When Felix first told us about the situation, the day after the fire, we knew God was calling us to get involved. The immediate need was for food. We donated enough money that they could get a couple of weeks’ worth of staples. The family of six lives in the same barrio as does Freddy and Felix and attends their church. Felix and a few others from the church managed to make them a temporary shelter under a tree with tree branches and salvaged tin the night of the fire. The church has rallied around them with various members giving from their own meager possessions. After they found enough tin and scraps of wood to build a new house of sorts, they then collected enough money to buy the family a mattress but two more were just more than they could do. We were glad to help with that and so thankful we were able to do so…again, we could do that only because of your giving.

Xander, the Wonder Dog… Well, our “guard dog” is scared of the neighborhood dogs, the cats, the cows that walk down our street and a squirt bottle but he loves to do a run by and bite us! He barks, jumps and snaps his jaws when it suits his mood. True, he is still just a puppy, but his little 4 month old brain is quick to devise ways to annoy, pester and destroy. Look at him here...he was such a cute puppy - fat, fluffy and he just seemed so sweet. We found out shortly after buying him at two months of age (for $10…we overpaid!) that the man who sold him to us was mean to his animals. I don’t know if that can imprint a puppy that young or not, but he’s one of the most difficult animals Jim or I have ever had.

He’s supposed to be half German Shepherd…I think that’s an exaggeration..although, one of his ears does seem to have the Shepherd stand-up characteristic. His coat has changed from mainly black to mostly brown…which is such a Nica dog color. He has a dime-size spot on his side that is a tad bit darker which gives the appearance of a moth-eaten place. His tail is one of the ugliest dog tails I’ve ever seen. It has a stripe on it and the end of it looks like a cheap paint brush that a child has smooshed down one too many times.

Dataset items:
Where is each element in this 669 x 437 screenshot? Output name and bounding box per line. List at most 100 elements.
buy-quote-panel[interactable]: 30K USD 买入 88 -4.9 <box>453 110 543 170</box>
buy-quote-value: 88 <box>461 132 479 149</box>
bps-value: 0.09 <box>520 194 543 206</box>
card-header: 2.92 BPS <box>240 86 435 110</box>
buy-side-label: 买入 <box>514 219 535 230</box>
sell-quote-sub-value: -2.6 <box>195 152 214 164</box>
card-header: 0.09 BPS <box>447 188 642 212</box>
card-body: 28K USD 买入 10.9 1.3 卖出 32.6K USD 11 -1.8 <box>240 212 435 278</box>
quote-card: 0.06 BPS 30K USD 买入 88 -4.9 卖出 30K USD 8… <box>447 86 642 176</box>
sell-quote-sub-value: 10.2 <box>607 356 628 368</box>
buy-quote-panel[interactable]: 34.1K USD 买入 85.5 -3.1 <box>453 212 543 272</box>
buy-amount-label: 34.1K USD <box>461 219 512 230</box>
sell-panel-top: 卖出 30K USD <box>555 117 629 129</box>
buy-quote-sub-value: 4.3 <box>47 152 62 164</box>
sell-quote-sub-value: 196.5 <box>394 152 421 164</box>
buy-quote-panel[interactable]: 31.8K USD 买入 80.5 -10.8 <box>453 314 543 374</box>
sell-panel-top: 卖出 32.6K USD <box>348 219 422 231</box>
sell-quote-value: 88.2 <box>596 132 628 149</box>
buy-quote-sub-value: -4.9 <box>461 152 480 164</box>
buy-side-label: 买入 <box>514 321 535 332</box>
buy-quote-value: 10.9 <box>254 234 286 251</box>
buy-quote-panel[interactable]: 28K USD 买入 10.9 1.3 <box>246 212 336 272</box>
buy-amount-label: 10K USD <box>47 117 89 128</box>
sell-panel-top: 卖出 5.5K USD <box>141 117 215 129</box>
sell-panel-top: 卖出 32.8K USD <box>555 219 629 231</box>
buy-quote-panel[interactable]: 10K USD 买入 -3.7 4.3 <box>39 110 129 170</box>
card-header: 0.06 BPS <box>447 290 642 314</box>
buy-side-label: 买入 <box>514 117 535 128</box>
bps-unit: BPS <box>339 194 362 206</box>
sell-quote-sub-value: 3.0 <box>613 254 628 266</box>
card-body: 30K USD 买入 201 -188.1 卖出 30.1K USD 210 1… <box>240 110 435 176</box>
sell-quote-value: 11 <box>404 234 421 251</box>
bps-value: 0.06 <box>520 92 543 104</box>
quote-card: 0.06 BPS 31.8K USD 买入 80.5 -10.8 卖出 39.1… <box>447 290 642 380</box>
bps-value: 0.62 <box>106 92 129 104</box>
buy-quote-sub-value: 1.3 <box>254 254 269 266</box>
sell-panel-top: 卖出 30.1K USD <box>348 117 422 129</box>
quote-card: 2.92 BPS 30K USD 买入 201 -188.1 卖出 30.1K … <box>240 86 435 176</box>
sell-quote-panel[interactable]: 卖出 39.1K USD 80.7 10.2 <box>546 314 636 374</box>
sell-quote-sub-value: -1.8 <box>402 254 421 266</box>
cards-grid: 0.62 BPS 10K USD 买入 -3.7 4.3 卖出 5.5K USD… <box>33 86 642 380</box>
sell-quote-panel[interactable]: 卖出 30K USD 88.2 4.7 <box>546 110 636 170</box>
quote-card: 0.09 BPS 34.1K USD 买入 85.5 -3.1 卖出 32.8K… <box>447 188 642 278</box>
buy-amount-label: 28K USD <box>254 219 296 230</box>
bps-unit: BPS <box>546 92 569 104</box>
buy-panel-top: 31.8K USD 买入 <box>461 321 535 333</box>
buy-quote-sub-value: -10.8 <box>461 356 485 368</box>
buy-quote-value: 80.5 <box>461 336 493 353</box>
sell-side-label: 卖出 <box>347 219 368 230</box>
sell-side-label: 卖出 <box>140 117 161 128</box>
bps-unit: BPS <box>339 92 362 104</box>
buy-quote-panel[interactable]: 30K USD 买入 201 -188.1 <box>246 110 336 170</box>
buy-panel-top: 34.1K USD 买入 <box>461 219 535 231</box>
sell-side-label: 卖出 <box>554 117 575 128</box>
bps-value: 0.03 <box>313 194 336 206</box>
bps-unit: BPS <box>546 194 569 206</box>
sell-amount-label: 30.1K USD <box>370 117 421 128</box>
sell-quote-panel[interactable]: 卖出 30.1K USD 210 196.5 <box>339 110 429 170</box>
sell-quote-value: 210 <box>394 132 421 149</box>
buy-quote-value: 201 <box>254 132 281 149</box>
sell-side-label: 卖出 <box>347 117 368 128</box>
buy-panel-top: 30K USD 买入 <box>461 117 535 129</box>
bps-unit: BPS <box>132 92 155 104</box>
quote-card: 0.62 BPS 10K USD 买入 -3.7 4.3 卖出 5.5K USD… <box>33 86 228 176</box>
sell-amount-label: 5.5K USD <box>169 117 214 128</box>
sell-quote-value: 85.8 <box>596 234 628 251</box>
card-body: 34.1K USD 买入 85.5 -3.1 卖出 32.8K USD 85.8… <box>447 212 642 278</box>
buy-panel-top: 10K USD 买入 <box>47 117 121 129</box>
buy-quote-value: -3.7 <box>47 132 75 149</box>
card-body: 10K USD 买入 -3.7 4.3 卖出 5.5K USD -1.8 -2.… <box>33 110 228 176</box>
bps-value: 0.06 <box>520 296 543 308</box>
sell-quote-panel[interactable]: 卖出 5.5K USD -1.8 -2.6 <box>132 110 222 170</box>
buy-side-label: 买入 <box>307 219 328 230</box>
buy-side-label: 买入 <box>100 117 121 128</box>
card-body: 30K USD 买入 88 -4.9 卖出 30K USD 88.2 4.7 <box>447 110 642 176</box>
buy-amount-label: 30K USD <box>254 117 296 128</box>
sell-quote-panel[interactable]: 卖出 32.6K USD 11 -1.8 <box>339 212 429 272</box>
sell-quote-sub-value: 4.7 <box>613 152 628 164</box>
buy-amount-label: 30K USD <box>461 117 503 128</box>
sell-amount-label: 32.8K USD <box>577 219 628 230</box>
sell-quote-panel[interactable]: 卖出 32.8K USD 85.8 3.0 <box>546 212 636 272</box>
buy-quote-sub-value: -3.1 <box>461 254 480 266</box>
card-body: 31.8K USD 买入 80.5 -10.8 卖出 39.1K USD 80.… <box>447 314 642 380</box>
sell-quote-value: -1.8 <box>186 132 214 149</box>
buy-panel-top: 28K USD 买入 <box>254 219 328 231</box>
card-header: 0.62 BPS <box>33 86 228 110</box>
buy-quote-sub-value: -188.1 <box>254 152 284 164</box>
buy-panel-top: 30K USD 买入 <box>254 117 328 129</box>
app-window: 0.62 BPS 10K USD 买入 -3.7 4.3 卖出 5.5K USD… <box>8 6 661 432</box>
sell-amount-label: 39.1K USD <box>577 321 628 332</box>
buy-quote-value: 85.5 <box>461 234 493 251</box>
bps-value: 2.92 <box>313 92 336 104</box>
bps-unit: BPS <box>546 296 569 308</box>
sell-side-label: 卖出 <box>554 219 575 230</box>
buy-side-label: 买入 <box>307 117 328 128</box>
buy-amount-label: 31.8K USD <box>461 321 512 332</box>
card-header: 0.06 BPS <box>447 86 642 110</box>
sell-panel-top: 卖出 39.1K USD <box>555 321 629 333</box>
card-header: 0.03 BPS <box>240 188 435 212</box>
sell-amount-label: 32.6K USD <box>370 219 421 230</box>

Things to do:
**1)** Answer these questions from the passage about the fire and Xander:
(a) How many people are in the family that lost their home in the fire?
(b) How much was paid for Xander?
(c) What does the end of Xander's tail look like?
**2)** Where does the passage about the fire and Xander go next? Write its next few sentences.

Answers per task:
**1)**
(a) Six.
(b) $10.
(c) A cheap paint brush that a child has smooshed down one too many times.

**2)**
He has knobby ankles (I guess that's what those big bumps are on his legs?) that turn in and huge paws that seem to be drawn to splashing in his water bowl and spilling it all over the kitchen…numerous times a day. Watching him walk away from me, he reminds me of a Nica bus, his rear end noticeably tracking to one side as he moves forward. He usually has something hanging out of his mouth that he’s not supposed to have. He is intent on doing whatever it is that he shouldn’t be doing and totally ignores the word “no”, racing around and barking wildly at any move towards discipline…he reminds me of one of the fifth grade boys! Sometimes I wonder if the pigs that Jesus cast the demons into acted like Xander when he’s wound up!
Nicaraguan dogs have a certain look to them…I don’t know how to describe them but somehow, they all look as they’ve come from the same litter. You just don’t see a pretty Nica dog. We have laughed and said that most people have pure-bred dogs…we have a poor-bred dog.
We have read numerous articles on-line, trying to find an effective training method for this possessed little pooch. About now, we’re wishing the Dog Whisperer guy would make a house call to Managua! I have taught Xander to sit, stay and lay down but that works only if I have a treat in my hand and he’s smart enough to know when I do and when I don’t. The dog’s not stupid but I’m certainly beginning to question the intelligence of his owners!